[Data records]
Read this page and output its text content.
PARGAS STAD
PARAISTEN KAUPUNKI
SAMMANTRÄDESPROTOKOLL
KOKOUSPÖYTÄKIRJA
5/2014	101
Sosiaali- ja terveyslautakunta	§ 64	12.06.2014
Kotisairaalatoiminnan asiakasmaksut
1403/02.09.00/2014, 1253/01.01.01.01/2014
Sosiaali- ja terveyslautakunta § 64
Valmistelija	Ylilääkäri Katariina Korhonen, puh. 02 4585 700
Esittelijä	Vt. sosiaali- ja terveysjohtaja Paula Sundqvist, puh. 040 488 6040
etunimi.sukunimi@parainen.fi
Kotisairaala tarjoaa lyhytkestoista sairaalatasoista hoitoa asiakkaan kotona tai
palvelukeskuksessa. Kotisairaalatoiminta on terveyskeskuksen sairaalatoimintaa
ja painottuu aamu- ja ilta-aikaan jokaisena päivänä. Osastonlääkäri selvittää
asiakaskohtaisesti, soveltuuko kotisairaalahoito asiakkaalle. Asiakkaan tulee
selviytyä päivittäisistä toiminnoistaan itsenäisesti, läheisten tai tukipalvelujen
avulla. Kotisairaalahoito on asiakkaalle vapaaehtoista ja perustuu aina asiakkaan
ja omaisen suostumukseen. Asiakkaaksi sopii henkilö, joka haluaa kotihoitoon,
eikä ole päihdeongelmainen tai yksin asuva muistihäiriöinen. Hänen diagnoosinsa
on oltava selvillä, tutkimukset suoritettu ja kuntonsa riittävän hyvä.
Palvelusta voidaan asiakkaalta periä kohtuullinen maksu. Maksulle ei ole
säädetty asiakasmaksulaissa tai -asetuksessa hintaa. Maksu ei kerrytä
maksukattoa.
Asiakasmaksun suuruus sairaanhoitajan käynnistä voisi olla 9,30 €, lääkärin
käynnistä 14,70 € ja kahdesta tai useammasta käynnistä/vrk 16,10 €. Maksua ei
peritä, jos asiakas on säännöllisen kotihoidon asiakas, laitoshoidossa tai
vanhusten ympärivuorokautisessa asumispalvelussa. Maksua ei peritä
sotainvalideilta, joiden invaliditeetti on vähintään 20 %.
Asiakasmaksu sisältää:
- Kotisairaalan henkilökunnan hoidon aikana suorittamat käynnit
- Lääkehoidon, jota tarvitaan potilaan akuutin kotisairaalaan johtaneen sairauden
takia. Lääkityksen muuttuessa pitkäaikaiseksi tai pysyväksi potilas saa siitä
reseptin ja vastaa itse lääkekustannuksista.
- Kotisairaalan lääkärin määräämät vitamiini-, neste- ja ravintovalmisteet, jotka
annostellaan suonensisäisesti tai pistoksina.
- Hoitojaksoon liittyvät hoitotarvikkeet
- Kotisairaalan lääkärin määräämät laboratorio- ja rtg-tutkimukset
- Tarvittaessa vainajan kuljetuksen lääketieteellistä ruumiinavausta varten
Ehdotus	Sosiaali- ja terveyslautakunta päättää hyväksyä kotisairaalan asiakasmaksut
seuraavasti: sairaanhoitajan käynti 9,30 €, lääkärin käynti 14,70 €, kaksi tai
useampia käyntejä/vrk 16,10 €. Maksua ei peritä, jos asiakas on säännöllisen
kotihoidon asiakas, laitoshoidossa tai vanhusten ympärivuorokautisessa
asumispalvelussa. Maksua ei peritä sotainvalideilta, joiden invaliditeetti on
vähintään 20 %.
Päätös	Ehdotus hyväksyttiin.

_Exercise_
From the records above, extract everything verbatim.

_Answer in full_
Read this page and output its text content.
PARGAS STAD
PARAISTEN KAUPUNKI
SAMMANTRÄDESPROTOKOLL
KOKOUSPÖYTÄKIRJA
5/2014	101
Sosiaali- ja terveyslautakunta	§ 64	12.06.2014
Kotisairaalatoiminnan asiakasmaksut
1403/02.09.00/2014, 1253/01.01.01.01/2014
Sosiaali- ja terveyslautakunta § 64
Valmistelija	Ylilääkäri Katariina Korhonen, puh. 02 4585 700
Esittelijä	Vt. sosiaali- ja terveysjohtaja Paula Sundqvist, puh. 040 488 6040
etunimi.sukunimi@parainen.fi
Kotisairaala tarjoaa lyhytkestoista sairaalatasoista hoitoa asiakkaan kotona tai
palvelukeskuksessa. Kotisairaalatoiminta on terveyskeskuksen sairaalatoimintaa
ja painottuu aamu- ja ilta-aikaan jokaisena päivänä. Osastonlääkäri selvittää
asiakaskohtaisesti, soveltuuko kotisairaalahoito asiakkaalle. Asiakkaan tulee
selviytyä päivittäisistä toiminnoistaan itsenäisesti, läheisten tai tukipalvelujen
avulla. Kotisairaalahoito on asiakkaalle vapaaehtoista ja perustuu aina asiakkaan
ja omaisen suostumukseen. Asiakkaaksi sopii henkilö, joka haluaa kotihoitoon,
eikä ole päihdeongelmainen tai yksin asuva muistihäiriöinen. Hänen diagnoosinsa
on oltava selvillä, tutkimukset suoritettu ja kuntonsa riittävän hyvä.
Palvelusta voidaan asiakkaalta periä kohtuullinen maksu. Maksulle ei ole
säädetty asiakasmaksulaissa tai -asetuksessa hintaa. Maksu ei kerrytä
maksukattoa.
Asiakasmaksun suuruus sairaanhoitajan käynnistä voisi olla 9,30 €, lääkärin
käynnistä 14,70 € ja kahdesta tai useammasta käynnistä/vrk 16,10 €. Maksua ei
peritä, jos asiakas on säännöllisen kotihoidon asiakas, laitoshoidossa tai
vanhusten ympärivuorokautisessa asumispalvelussa. Maksua ei peritä
sotainvalideilta, joiden invaliditeetti on vähintään 20 %.
Asiakasmaksu sisältää:
- Kotisairaalan henkilökunnan hoidon aikana suorittamat käynnit
- Lääkehoidon, jota tarvitaan potilaan akuutin kotisairaalaan johtaneen sairauden
takia. Lääkityksen muuttuessa pitkäaikaiseksi tai pysyväksi potilas saa siitä
reseptin ja vastaa itse lääkekustannuksista.
- Kotisairaalan lääkärin määräämät vitamiini-, neste- ja ravintovalmisteet, jotka
annostellaan suonensisäisesti tai pistoksina.
- Hoitojaksoon liittyvät hoitotarvikkeet
- Kotisairaalan lääkärin määräämät laboratorio- ja rtg-tutkimukset
- Tarvittaessa vainajan kuljetuksen lääketieteellistä ruumiinavausta varten
Ehdotus	Sosiaali- ja terveyslautakunta päättää hyväksyä kotisairaalan asiakasmaksut
seuraavasti: sairaanhoitajan käynti 9,30 €, lääkärin käynti 14,70 €, kaksi tai
useampia käyntejä/vrk 16,10 €. Maksua ei peritä, jos asiakas on säännöllisen
kotihoidon asiakas, laitoshoidossa tai vanhusten ympärivuorokautisessa
asumispalvelussa. Maksua ei peritä sotainvalideilta, joiden invaliditeetti on
vähintään 20 %.
Päätös	Ehdotus hyväksyttiin.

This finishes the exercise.